== Exercise data ==
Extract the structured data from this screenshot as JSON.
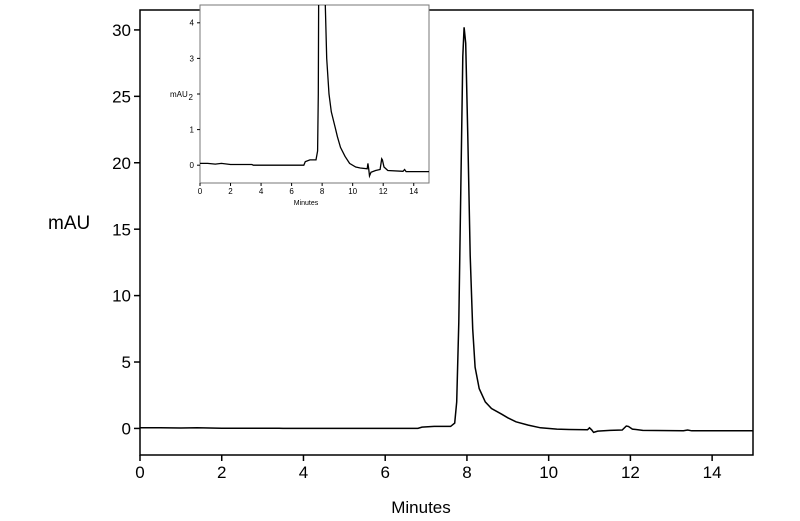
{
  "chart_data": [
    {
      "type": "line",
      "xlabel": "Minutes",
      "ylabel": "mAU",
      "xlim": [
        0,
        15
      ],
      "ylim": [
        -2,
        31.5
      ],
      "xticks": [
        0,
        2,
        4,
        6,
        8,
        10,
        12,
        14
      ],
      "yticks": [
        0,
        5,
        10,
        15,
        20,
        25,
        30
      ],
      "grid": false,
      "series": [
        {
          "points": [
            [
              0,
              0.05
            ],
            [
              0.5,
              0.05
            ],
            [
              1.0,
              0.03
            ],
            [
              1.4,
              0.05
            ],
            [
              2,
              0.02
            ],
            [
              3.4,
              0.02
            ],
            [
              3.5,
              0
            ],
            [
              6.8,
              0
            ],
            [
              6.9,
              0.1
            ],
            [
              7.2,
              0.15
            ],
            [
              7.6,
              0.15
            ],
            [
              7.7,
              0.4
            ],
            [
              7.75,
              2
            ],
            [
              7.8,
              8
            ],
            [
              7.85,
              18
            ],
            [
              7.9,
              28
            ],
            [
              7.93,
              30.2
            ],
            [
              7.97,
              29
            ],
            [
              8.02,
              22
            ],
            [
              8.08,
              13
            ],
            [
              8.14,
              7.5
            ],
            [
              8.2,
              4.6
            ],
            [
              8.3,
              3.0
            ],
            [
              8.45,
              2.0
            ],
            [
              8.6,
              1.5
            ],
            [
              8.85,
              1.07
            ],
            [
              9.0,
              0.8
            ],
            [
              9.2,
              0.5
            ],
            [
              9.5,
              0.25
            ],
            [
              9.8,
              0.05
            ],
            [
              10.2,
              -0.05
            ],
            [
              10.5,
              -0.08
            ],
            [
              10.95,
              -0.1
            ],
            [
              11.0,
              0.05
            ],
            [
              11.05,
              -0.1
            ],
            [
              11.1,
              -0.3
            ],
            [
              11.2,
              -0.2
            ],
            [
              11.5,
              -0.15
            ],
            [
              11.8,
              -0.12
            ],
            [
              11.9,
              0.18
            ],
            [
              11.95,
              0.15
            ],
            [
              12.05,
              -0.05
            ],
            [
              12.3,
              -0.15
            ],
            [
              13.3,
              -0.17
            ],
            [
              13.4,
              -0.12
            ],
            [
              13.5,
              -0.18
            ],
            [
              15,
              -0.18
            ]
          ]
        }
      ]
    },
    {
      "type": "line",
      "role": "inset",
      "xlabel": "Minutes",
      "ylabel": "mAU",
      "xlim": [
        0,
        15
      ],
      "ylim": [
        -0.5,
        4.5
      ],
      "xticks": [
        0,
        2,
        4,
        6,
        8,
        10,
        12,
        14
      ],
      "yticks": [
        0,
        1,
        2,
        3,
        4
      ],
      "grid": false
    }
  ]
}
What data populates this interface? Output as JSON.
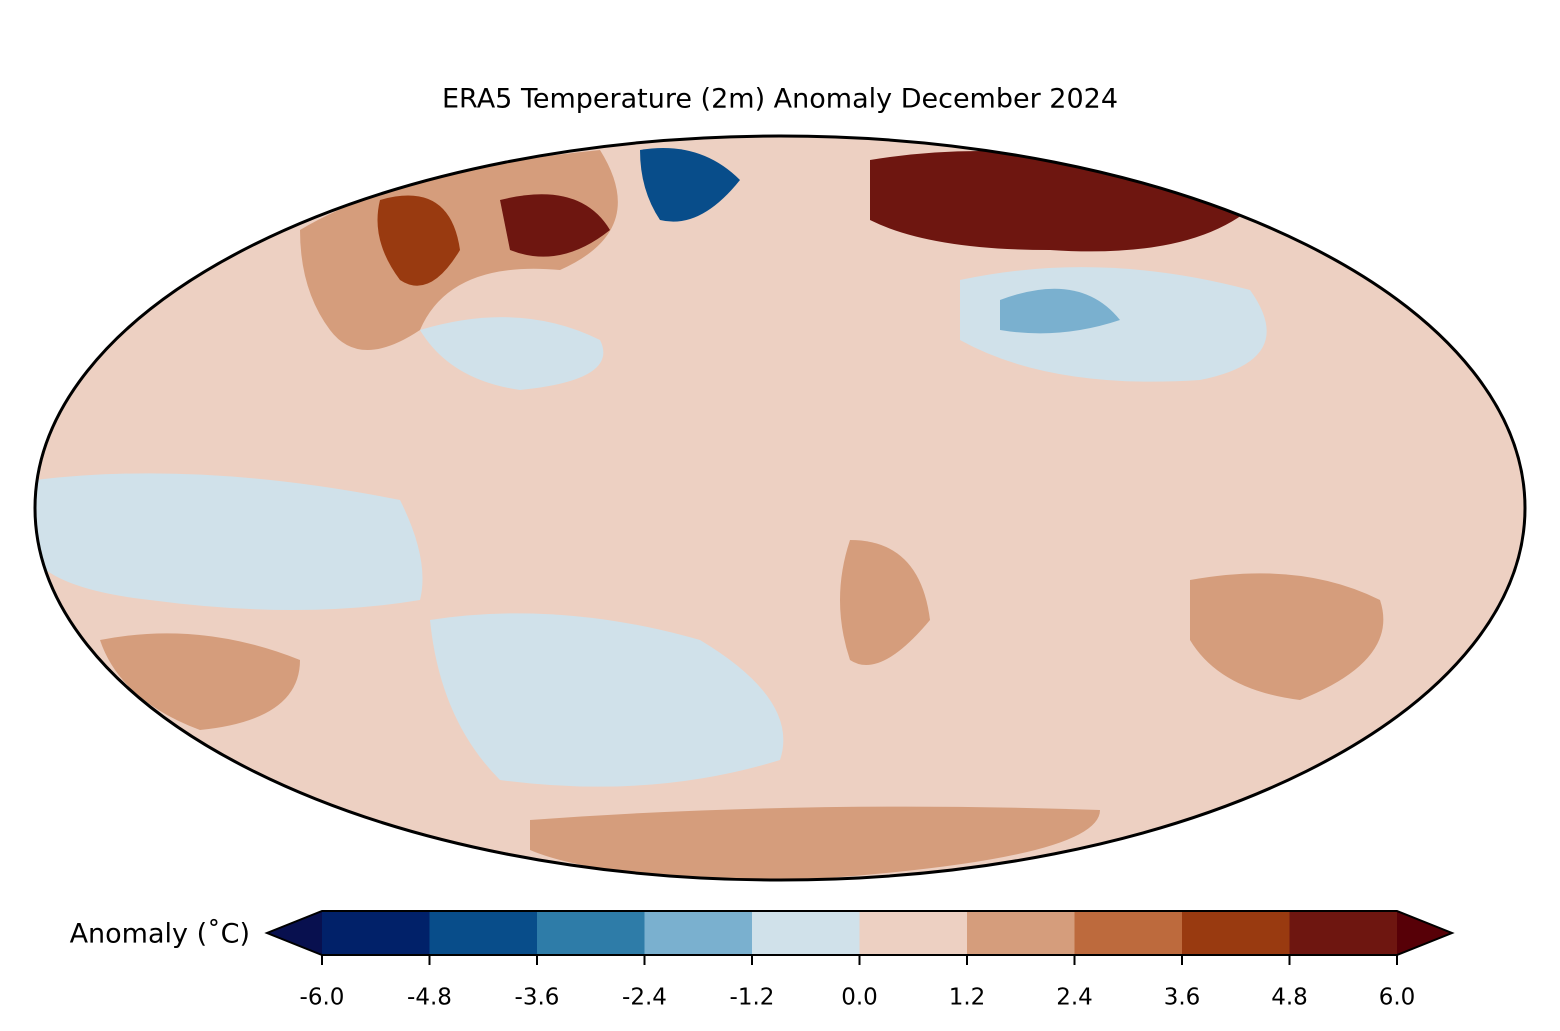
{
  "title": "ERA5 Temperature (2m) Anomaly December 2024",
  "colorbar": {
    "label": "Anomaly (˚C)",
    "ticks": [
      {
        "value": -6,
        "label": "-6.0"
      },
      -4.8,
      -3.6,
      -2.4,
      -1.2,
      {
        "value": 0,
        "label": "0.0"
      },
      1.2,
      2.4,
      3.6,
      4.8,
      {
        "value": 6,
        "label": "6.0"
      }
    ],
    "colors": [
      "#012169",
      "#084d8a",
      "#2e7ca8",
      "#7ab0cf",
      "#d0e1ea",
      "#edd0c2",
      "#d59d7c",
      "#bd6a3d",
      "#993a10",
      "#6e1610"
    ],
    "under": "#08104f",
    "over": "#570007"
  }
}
===
== Exercise data ==
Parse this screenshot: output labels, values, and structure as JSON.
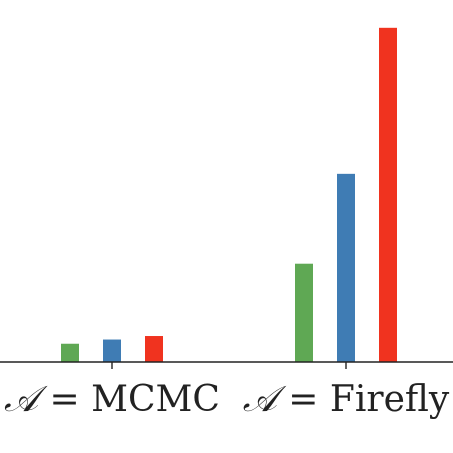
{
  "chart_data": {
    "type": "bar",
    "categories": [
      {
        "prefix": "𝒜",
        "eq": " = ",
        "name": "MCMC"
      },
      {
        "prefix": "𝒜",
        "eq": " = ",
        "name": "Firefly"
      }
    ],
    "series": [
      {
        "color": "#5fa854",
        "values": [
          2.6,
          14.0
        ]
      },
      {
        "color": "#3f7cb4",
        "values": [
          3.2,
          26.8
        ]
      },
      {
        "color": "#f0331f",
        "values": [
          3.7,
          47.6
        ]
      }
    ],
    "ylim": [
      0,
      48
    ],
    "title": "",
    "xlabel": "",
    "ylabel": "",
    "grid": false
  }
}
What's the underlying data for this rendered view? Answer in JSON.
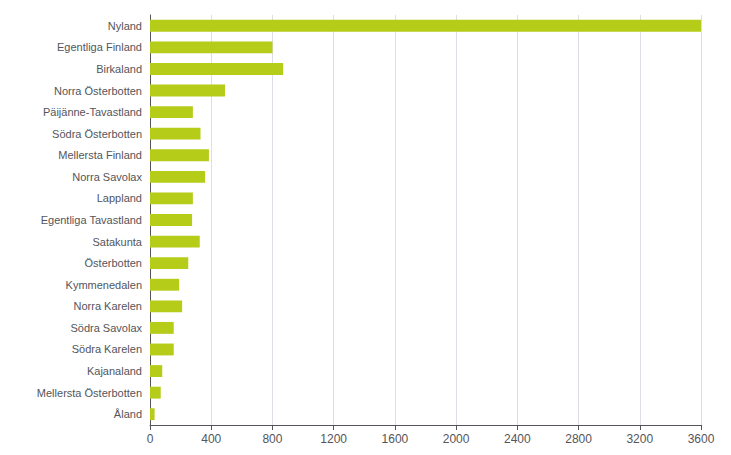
===
== Exercise data ==
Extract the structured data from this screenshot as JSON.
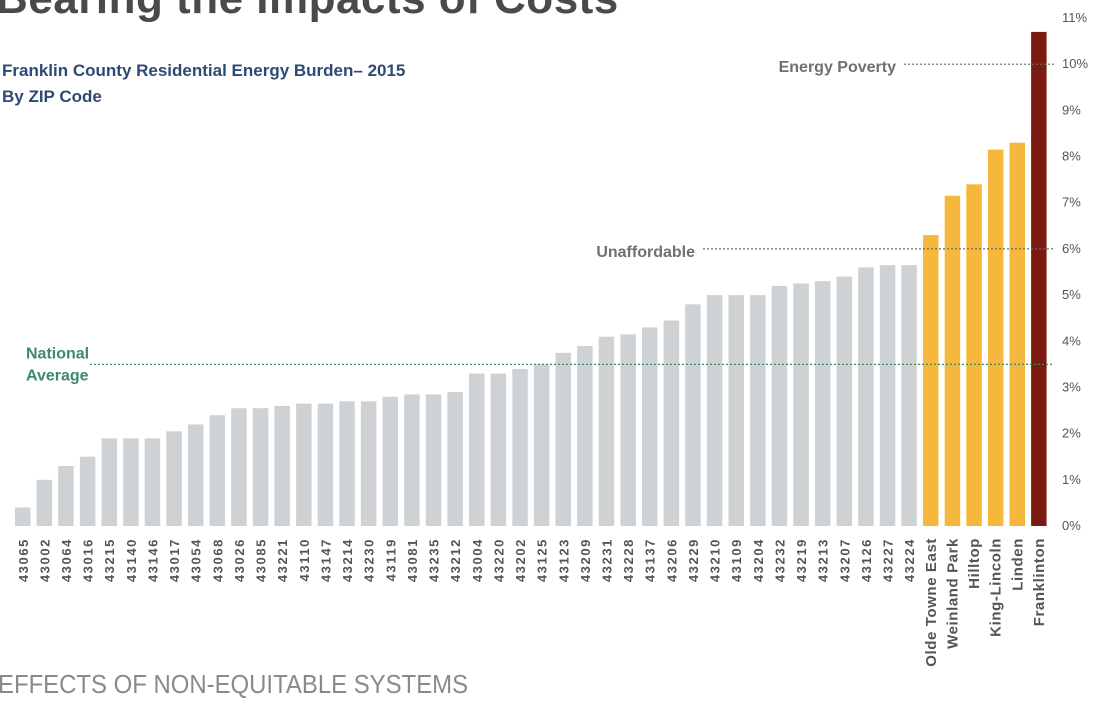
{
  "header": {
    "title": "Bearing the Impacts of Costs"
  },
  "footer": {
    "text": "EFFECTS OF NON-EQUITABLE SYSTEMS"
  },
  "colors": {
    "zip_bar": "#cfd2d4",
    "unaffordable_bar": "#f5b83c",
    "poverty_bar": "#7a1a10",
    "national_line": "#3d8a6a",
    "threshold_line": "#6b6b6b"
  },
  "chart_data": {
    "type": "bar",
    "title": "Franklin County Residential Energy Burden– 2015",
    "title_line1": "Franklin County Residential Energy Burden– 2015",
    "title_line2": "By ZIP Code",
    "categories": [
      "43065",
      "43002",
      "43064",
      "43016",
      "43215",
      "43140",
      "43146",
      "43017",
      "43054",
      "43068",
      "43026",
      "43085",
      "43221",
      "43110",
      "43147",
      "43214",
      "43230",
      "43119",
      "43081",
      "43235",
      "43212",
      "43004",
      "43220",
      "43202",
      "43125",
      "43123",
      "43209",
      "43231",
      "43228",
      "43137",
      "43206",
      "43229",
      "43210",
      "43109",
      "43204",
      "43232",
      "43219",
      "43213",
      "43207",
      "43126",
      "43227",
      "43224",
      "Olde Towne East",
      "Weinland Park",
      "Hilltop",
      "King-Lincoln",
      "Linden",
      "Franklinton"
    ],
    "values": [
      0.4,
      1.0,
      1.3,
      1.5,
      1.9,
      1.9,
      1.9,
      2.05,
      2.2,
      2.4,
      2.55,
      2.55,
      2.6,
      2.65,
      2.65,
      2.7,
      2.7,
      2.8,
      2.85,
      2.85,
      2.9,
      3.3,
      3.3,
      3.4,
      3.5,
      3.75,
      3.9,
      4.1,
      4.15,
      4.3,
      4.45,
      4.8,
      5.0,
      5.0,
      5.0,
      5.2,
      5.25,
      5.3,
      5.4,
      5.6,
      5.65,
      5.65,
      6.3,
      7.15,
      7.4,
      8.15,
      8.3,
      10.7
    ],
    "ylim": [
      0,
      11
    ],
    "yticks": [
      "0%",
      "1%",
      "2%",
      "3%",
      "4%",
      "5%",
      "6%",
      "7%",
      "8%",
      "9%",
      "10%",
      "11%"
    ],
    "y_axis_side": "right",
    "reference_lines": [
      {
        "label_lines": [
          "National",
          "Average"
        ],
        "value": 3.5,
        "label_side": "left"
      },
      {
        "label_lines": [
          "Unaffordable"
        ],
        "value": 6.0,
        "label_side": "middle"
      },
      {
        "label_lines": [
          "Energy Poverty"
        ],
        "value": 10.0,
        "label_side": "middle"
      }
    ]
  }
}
===
Only the lines from "Parse this screenshot: output" through "What's the underlying" should appear in your output, copied exactly with both end lines, and with no pictures.

**Task solution**
Parse this screenshot: output labels, values, and structure as JSON.
{
  "chart_data": {
    "type": "bar",
    "categories": [
      {
        "prefix": "𝒜",
        "eq": " = ",
        "name": "MCMC"
      },
      {
        "prefix": "𝒜",
        "eq": " = ",
        "name": "Firefly"
      }
    ],
    "series": [
      {
        "color": "#5fa854",
        "values": [
          2.6,
          14.0
        ]
      },
      {
        "color": "#3f7cb4",
        "values": [
          3.2,
          26.8
        ]
      },
      {
        "color": "#f0331f",
        "values": [
          3.7,
          47.6
        ]
      }
    ],
    "ylim": [
      0,
      48
    ],
    "title": "",
    "xlabel": "",
    "ylabel": "",
    "grid": false
  }
}
What's the underlying data for this rendered view? Answer in JSON.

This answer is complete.